Return all the data below as it stands, minus the pictures.

Stored records:
┄┄┄┄┄┄

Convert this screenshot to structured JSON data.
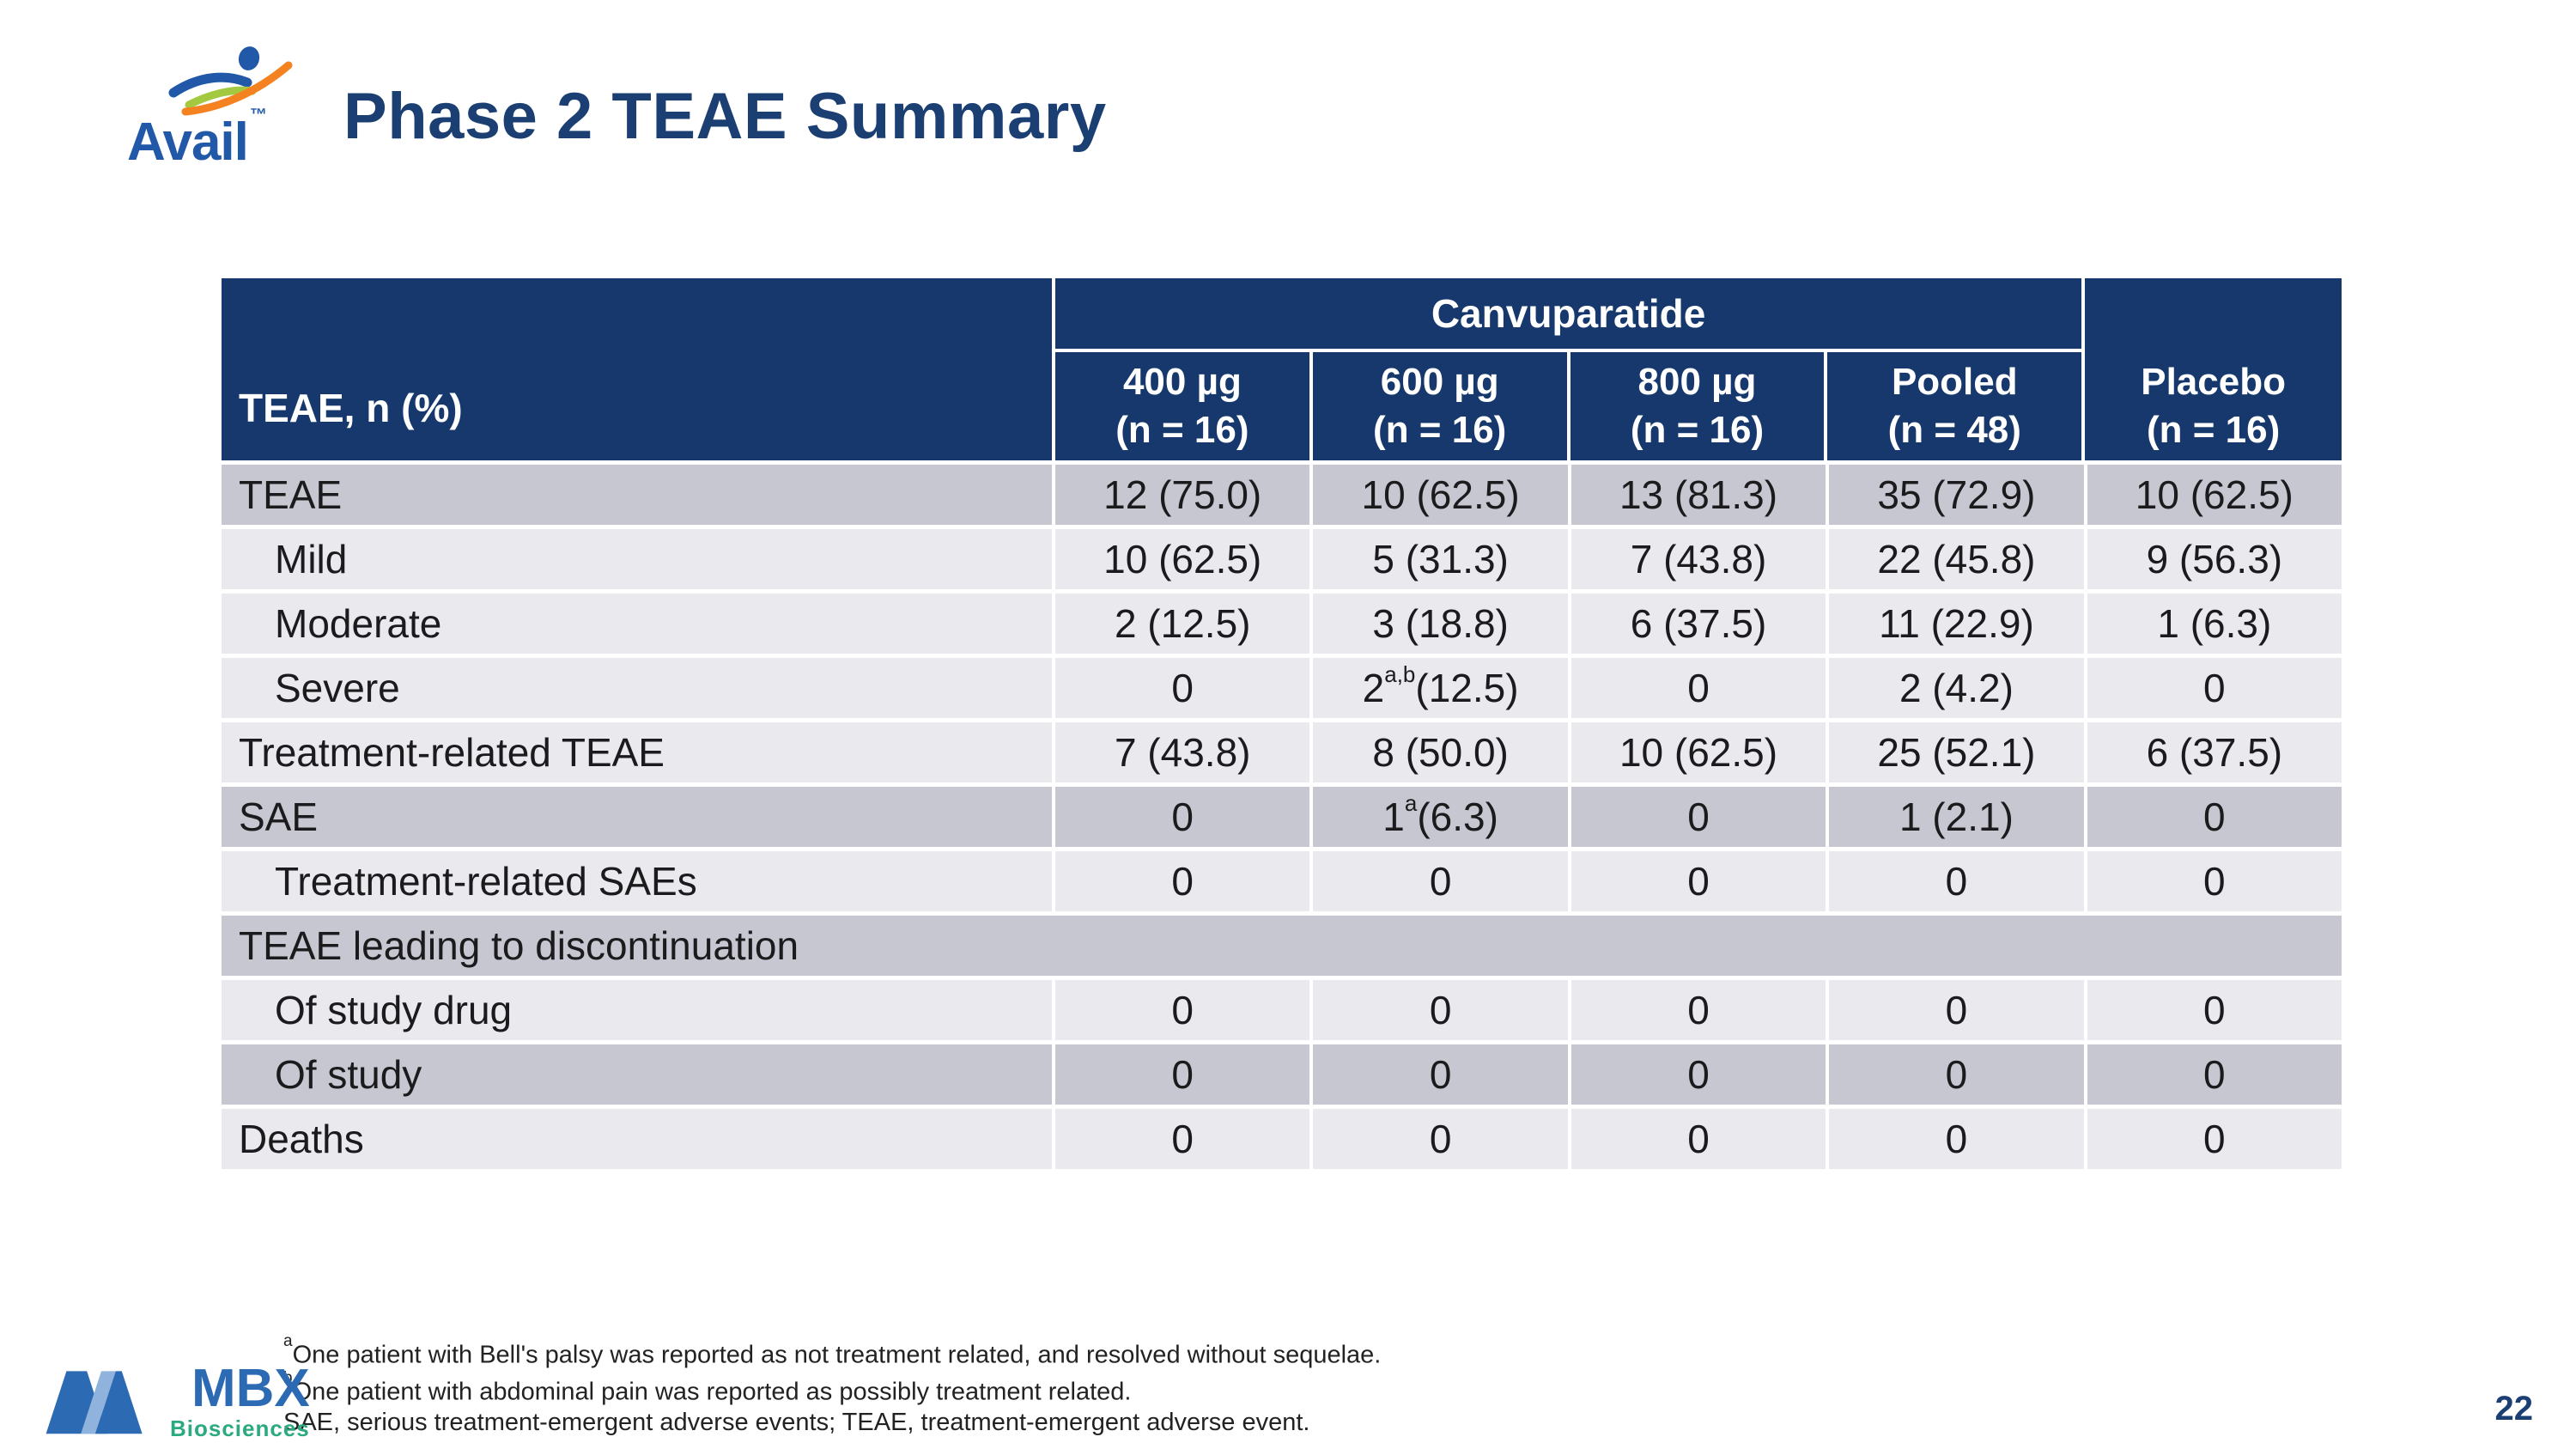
{
  "slide": {
    "brand": "Avail",
    "brand_tm": "™",
    "title": "Phase 2 TEAE Summary",
    "page_number": "22"
  },
  "table": {
    "group_header": "Canvuparatide",
    "row_header": "TEAE, n (%)",
    "columns": [
      {
        "label": "400 µg",
        "sub": "(n = 16)"
      },
      {
        "label": "600 µg",
        "sub": "(n = 16)"
      },
      {
        "label": "800 µg",
        "sub": "(n = 16)"
      },
      {
        "label": "Pooled",
        "sub": "(n = 48)"
      },
      {
        "label": "Placebo",
        "sub": "(n = 16)"
      }
    ],
    "rows": [
      {
        "label": "TEAE",
        "indent": false,
        "shade": "dark",
        "span": false,
        "values": [
          "12 (75.0)",
          "10 (62.5)",
          "13 (81.3)",
          "35 (72.9)",
          "10 (62.5)"
        ]
      },
      {
        "label": "Mild",
        "indent": true,
        "shade": "light",
        "span": false,
        "values": [
          "10 (62.5)",
          "5 (31.3)",
          "7 (43.8)",
          "22 (45.8)",
          "9 (56.3)"
        ]
      },
      {
        "label": "Moderate",
        "indent": true,
        "shade": "light",
        "span": false,
        "values": [
          "2 (12.5)",
          "3 (18.8)",
          "6 (37.5)",
          "11 (22.9)",
          "1 (6.3)"
        ]
      },
      {
        "label": "Severe",
        "indent": true,
        "shade": "light",
        "span": false,
        "values": [
          "0",
          "2{a,b} (12.5)",
          "0",
          "2 (4.2)",
          "0"
        ]
      },
      {
        "label": "Treatment-related TEAE",
        "indent": false,
        "shade": "light",
        "span": false,
        "values": [
          "7 (43.8)",
          "8 (50.0)",
          "10 (62.5)",
          "25 (52.1)",
          "6 (37.5)"
        ]
      },
      {
        "label": "SAE",
        "indent": false,
        "shade": "dark",
        "span": false,
        "values": [
          "0",
          "1{a} (6.3)",
          "0",
          "1 (2.1)",
          "0"
        ]
      },
      {
        "label": "Treatment-related SAEs",
        "indent": true,
        "shade": "light",
        "span": false,
        "values": [
          "0",
          "0",
          "0",
          "0",
          "0"
        ]
      },
      {
        "label": "TEAE leading to discontinuation",
        "indent": false,
        "shade": "dark",
        "span": true,
        "values": []
      },
      {
        "label": "Of study drug",
        "indent": true,
        "shade": "light",
        "span": false,
        "values": [
          "0",
          "0",
          "0",
          "0",
          "0"
        ]
      },
      {
        "label": "Of study",
        "indent": true,
        "shade": "dark",
        "span": false,
        "values": [
          "0",
          "0",
          "0",
          "0",
          "0"
        ]
      },
      {
        "label": "Deaths",
        "indent": false,
        "shade": "light",
        "span": false,
        "values": [
          "0",
          "0",
          "0",
          "0",
          "0"
        ]
      }
    ]
  },
  "footnotes": [
    {
      "sup": "a",
      "text": "One patient with Bell's palsy was reported as not treatment related, and resolved without sequelae."
    },
    {
      "sup": "b",
      "text": "One patient with abdominal pain was reported as possibly treatment related."
    },
    {
      "sup": "",
      "text": "SAE, serious treatment-emergent adverse events; TEAE, treatment-emergent adverse event."
    }
  ],
  "footer_logo": {
    "brand": "MBX",
    "sub": "Biosciences"
  },
  "colors": {
    "navy": "#16386C",
    "title": "#1C3F73",
    "row_dark": "#C7C7D1",
    "row_light": "#E9E9EE",
    "body_text": "#1B1B1D",
    "foot_text": "#222222",
    "avail_blue": "#2158A8",
    "avail_green": "#A3C940",
    "avail_orange": "#F58220",
    "mbx_blue": "#2C6BB3",
    "mbx_light": "#8FB3DC",
    "mbx_teal": "#2BAA80"
  }
}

┄┄┄┄┄┄

Completed task:
Convert this screenshot to structured JSON data.
{
  "slide": {
    "brand": "Avail",
    "brand_tm": "™",
    "title": "Phase 2 TEAE Summary",
    "page_number": "22"
  },
  "table": {
    "group_header": "Canvuparatide",
    "row_header": "TEAE, n (%)",
    "columns": [
      {
        "label": "400 µg",
        "sub": "(n = 16)"
      },
      {
        "label": "600 µg",
        "sub": "(n = 16)"
      },
      {
        "label": "800 µg",
        "sub": "(n = 16)"
      },
      {
        "label": "Pooled",
        "sub": "(n = 48)"
      },
      {
        "label": "Placebo",
        "sub": "(n = 16)"
      }
    ],
    "rows": [
      {
        "label": "TEAE",
        "indent": false,
        "shade": "dark",
        "span": false,
        "values": [
          "12 (75.0)",
          "10 (62.5)",
          "13 (81.3)",
          "35 (72.9)",
          "10 (62.5)"
        ]
      },
      {
        "label": "Mild",
        "indent": true,
        "shade": "light",
        "span": false,
        "values": [
          "10 (62.5)",
          "5 (31.3)",
          "7 (43.8)",
          "22 (45.8)",
          "9 (56.3)"
        ]
      },
      {
        "label": "Moderate",
        "indent": true,
        "shade": "light",
        "span": false,
        "values": [
          "2 (12.5)",
          "3 (18.8)",
          "6 (37.5)",
          "11 (22.9)",
          "1 (6.3)"
        ]
      },
      {
        "label": "Severe",
        "indent": true,
        "shade": "light",
        "span": false,
        "values": [
          "0",
          "2{a,b} (12.5)",
          "0",
          "2 (4.2)",
          "0"
        ]
      },
      {
        "label": "Treatment-related TEAE",
        "indent": false,
        "shade": "light",
        "span": false,
        "values": [
          "7 (43.8)",
          "8 (50.0)",
          "10 (62.5)",
          "25 (52.1)",
          "6 (37.5)"
        ]
      },
      {
        "label": "SAE",
        "indent": false,
        "shade": "dark",
        "span": false,
        "values": [
          "0",
          "1{a} (6.3)",
          "0",
          "1 (2.1)",
          "0"
        ]
      },
      {
        "label": "Treatment-related SAEs",
        "indent": true,
        "shade": "light",
        "span": false,
        "values": [
          "0",
          "0",
          "0",
          "0",
          "0"
        ]
      },
      {
        "label": "TEAE leading to discontinuation",
        "indent": false,
        "shade": "dark",
        "span": true,
        "values": []
      },
      {
        "label": "Of study drug",
        "indent": true,
        "shade": "light",
        "span": false,
        "values": [
          "0",
          "0",
          "0",
          "0",
          "0"
        ]
      },
      {
        "label": "Of study",
        "indent": true,
        "shade": "dark",
        "span": false,
        "values": [
          "0",
          "0",
          "0",
          "0",
          "0"
        ]
      },
      {
        "label": "Deaths",
        "indent": false,
        "shade": "light",
        "span": false,
        "values": [
          "0",
          "0",
          "0",
          "0",
          "0"
        ]
      }
    ]
  },
  "footnotes": [
    {
      "sup": "a",
      "text": "One patient with Bell's palsy was reported as not treatment related, and resolved without sequelae."
    },
    {
      "sup": "b",
      "text": "One patient with abdominal pain was reported as possibly treatment related."
    },
    {
      "sup": "",
      "text": "SAE, serious treatment-emergent adverse events; TEAE, treatment-emergent adverse event."
    }
  ],
  "footer_logo": {
    "brand": "MBX",
    "sub": "Biosciences"
  },
  "colors": {
    "navy": "#16386C",
    "title": "#1C3F73",
    "row_dark": "#C7C7D1",
    "row_light": "#E9E9EE",
    "body_text": "#1B1B1D",
    "foot_text": "#222222",
    "avail_blue": "#2158A8",
    "avail_green": "#A3C940",
    "avail_orange": "#F58220",
    "mbx_blue": "#2C6BB3",
    "mbx_light": "#8FB3DC",
    "mbx_teal": "#2BAA80"
  }
}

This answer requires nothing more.